* [REQUIREMENTS] Copy out every line of the records where the string "изготовления" occurs.

* [STORED ROWS]
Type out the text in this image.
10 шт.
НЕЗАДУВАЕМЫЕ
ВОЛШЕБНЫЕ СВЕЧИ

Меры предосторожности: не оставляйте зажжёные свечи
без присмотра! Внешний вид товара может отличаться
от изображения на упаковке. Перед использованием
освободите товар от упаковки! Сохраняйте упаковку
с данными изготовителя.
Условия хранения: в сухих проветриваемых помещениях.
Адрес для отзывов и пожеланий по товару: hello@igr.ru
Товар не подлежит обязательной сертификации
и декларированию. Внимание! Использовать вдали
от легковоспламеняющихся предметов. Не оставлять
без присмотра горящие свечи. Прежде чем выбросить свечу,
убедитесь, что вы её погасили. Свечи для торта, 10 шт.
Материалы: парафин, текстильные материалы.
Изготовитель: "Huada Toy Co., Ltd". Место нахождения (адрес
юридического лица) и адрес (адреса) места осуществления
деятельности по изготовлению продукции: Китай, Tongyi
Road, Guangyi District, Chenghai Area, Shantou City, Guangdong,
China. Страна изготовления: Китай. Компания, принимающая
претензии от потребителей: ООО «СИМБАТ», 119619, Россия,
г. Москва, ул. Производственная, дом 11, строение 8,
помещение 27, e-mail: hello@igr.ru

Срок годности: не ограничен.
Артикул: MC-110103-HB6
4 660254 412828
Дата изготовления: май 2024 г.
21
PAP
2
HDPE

* [FINAL RESULT]
China. Страна изготовления: Китай. Компания, принимающая
Дата изготовления: май 2024 г.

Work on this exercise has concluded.